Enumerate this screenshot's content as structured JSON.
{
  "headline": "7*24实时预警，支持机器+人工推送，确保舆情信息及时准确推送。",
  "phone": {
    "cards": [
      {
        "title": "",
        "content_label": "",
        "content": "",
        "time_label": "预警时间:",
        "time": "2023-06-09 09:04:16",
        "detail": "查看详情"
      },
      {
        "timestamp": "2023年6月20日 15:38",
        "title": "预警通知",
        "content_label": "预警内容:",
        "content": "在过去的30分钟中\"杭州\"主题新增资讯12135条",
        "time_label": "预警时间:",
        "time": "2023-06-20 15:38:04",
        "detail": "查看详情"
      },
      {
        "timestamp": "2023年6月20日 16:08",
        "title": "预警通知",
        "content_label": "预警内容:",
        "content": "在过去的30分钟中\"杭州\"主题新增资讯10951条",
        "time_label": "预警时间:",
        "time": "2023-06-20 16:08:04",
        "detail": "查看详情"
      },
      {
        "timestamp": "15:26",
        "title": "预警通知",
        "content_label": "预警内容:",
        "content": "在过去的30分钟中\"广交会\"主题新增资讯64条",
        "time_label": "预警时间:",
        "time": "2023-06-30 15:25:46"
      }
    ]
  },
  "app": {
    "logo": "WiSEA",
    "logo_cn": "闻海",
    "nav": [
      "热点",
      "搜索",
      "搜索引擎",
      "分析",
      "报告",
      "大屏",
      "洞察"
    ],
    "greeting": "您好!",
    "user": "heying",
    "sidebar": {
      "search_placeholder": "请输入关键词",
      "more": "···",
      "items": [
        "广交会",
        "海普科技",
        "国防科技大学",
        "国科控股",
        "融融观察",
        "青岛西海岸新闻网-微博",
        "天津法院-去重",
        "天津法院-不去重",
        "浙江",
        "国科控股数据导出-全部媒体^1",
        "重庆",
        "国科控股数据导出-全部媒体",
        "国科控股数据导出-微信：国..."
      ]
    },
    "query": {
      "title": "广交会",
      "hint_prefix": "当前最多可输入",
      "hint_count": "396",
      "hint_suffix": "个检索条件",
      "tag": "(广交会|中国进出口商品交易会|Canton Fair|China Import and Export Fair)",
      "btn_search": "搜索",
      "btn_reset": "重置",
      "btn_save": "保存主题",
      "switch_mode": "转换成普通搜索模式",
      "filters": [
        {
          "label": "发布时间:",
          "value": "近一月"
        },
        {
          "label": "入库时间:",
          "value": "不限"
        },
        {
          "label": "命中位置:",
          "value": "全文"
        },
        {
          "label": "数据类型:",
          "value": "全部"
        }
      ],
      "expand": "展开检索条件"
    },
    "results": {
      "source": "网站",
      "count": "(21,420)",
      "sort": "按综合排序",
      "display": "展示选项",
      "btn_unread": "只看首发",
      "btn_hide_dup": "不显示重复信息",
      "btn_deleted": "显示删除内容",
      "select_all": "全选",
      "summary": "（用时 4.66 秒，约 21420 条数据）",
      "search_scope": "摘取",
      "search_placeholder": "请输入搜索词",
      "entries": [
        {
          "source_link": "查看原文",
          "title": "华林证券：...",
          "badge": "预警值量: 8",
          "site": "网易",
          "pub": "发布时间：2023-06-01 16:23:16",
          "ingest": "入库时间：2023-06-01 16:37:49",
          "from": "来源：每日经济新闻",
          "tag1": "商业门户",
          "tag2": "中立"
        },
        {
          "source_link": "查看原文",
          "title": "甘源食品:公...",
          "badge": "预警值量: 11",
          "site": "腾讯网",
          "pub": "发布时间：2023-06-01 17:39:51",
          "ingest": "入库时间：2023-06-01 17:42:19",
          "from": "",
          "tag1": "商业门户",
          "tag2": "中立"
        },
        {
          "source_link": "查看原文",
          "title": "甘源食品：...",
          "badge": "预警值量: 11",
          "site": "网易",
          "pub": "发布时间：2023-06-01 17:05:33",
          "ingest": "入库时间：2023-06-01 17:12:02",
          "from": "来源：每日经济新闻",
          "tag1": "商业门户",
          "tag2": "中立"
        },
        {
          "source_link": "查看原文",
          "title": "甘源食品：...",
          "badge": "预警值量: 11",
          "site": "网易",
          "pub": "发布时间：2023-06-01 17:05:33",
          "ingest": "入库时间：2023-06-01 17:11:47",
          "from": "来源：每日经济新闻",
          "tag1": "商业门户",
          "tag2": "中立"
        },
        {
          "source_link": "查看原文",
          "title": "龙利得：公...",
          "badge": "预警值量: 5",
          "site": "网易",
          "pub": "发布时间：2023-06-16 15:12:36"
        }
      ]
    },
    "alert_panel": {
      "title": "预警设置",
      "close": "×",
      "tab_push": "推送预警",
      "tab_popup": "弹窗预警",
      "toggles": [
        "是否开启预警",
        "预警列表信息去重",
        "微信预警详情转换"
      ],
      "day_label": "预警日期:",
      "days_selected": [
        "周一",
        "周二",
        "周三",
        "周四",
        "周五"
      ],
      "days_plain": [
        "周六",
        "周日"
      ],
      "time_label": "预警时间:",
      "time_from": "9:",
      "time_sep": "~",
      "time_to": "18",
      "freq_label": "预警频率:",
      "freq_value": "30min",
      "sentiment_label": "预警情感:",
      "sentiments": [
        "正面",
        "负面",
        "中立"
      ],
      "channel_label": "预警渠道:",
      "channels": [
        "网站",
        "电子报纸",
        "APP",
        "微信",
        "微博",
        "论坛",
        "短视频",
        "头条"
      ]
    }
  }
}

■ ■ ■ ■

▸ **Written request**
Write out the material from the first line to the last, exactly.

▸ **Completed task**
Enumerate this screenshot's content as structured JSON.
{
  "headline": "7*24实时预警，支持机器+人工推送，确保舆情信息及时准确推送。",
  "phone": {
    "cards": [
      {
        "title": "",
        "content_label": "",
        "content": "",
        "time_label": "预警时间:",
        "time": "2023-06-09 09:04:16",
        "detail": "查看详情"
      },
      {
        "timestamp": "2023年6月20日 15:38",
        "title": "预警通知",
        "content_label": "预警内容:",
        "content": "在过去的30分钟中\"杭州\"主题新增资讯12135条",
        "time_label": "预警时间:",
        "time": "2023-06-20 15:38:04",
        "detail": "查看详情"
      },
      {
        "timestamp": "2023年6月20日 16:08",
        "title": "预警通知",
        "content_label": "预警内容:",
        "content": "在过去的30分钟中\"杭州\"主题新增资讯10951条",
        "time_label": "预警时间:",
        "time": "2023-06-20 16:08:04",
        "detail": "查看详情"
      },
      {
        "timestamp": "15:26",
        "title": "预警通知",
        "content_label": "预警内容:",
        "content": "在过去的30分钟中\"广交会\"主题新增资讯64条",
        "time_label": "预警时间:",
        "time": "2023-06-30 15:25:46"
      }
    ]
  },
  "app": {
    "logo": "WiSEA",
    "logo_cn": "闻海",
    "nav": [
      "热点",
      "搜索",
      "搜索引擎",
      "分析",
      "报告",
      "大屏",
      "洞察"
    ],
    "greeting": "您好!",
    "user": "heying",
    "sidebar": {
      "search_placeholder": "请输入关键词",
      "more": "···",
      "items": [
        "广交会",
        "海普科技",
        "国防科技大学",
        "国科控股",
        "融融观察",
        "青岛西海岸新闻网-微博",
        "天津法院-去重",
        "天津法院-不去重",
        "浙江",
        "国科控股数据导出-全部媒体^1",
        "重庆",
        "国科控股数据导出-全部媒体",
        "国科控股数据导出-微信：国..."
      ]
    },
    "query": {
      "title": "广交会",
      "hint_prefix": "当前最多可输入",
      "hint_count": "396",
      "hint_suffix": "个检索条件",
      "tag": "(广交会|中国进出口商品交易会|Canton Fair|China Import and Export Fair)",
      "btn_search": "搜索",
      "btn_reset": "重置",
      "btn_save": "保存主题",
      "switch_mode": "转换成普通搜索模式",
      "filters": [
        {
          "label": "发布时间:",
          "value": "近一月"
        },
        {
          "label": "入库时间:",
          "value": "不限"
        },
        {
          "label": "命中位置:",
          "value": "全文"
        },
        {
          "label": "数据类型:",
          "value": "全部"
        }
      ],
      "expand": "展开检索条件"
    },
    "results": {
      "source": "网站",
      "count": "(21,420)",
      "sort": "按综合排序",
      "display": "展示选项",
      "btn_unread": "只看首发",
      "btn_hide_dup": "不显示重复信息",
      "btn_deleted": "显示删除内容",
      "select_all": "全选",
      "summary": "（用时 4.66 秒，约 21420 条数据）",
      "search_scope": "摘取",
      "search_placeholder": "请输入搜索词",
      "entries": [
        {
          "source_link": "查看原文",
          "title": "华林证券：...",
          "badge": "预警值量: 8",
          "site": "网易",
          "pub": "发布时间：2023-06-01 16:23:16",
          "ingest": "入库时间：2023-06-01 16:37:49",
          "from": "来源：每日经济新闻",
          "tag1": "商业门户",
          "tag2": "中立"
        },
        {
          "source_link": "查看原文",
          "title": "甘源食品:公...",
          "badge": "预警值量: 11",
          "site": "腾讯网",
          "pub": "发布时间：2023-06-01 17:39:51",
          "ingest": "入库时间：2023-06-01 17:42:19",
          "from": "",
          "tag1": "商业门户",
          "tag2": "中立"
        },
        {
          "source_link": "查看原文",
          "title": "甘源食品：...",
          "badge": "预警值量: 11",
          "site": "网易",
          "pub": "发布时间：2023-06-01 17:05:33",
          "ingest": "入库时间：2023-06-01 17:12:02",
          "from": "来源：每日经济新闻",
          "tag1": "商业门户",
          "tag2": "中立"
        },
        {
          "source_link": "查看原文",
          "title": "甘源食品：...",
          "badge": "预警值量: 11",
          "site": "网易",
          "pub": "发布时间：2023-06-01 17:05:33",
          "ingest": "入库时间：2023-06-01 17:11:47",
          "from": "来源：每日经济新闻",
          "tag1": "商业门户",
          "tag2": "中立"
        },
        {
          "source_link": "查看原文",
          "title": "龙利得：公...",
          "badge": "预警值量: 5",
          "site": "网易",
          "pub": "发布时间：2023-06-16 15:12:36"
        }
      ]
    },
    "alert_panel": {
      "title": "预警设置",
      "close": "×",
      "tab_push": "推送预警",
      "tab_popup": "弹窗预警",
      "toggles": [
        "是否开启预警",
        "预警列表信息去重",
        "微信预警详情转换"
      ],
      "day_label": "预警日期:",
      "days_selected": [
        "周一",
        "周二",
        "周三",
        "周四",
        "周五"
      ],
      "days_plain": [
        "周六",
        "周日"
      ],
      "time_label": "预警时间:",
      "time_from": "9:",
      "time_sep": "~",
      "time_to": "18",
      "freq_label": "预警频率:",
      "freq_value": "30min",
      "sentiment_label": "预警情感:",
      "sentiments": [
        "正面",
        "负面",
        "中立"
      ],
      "channel_label": "预警渠道:",
      "channels": [
        "网站",
        "电子报纸",
        "APP",
        "微信",
        "微博",
        "论坛",
        "短视频",
        "头条"
      ]
    }
  }
}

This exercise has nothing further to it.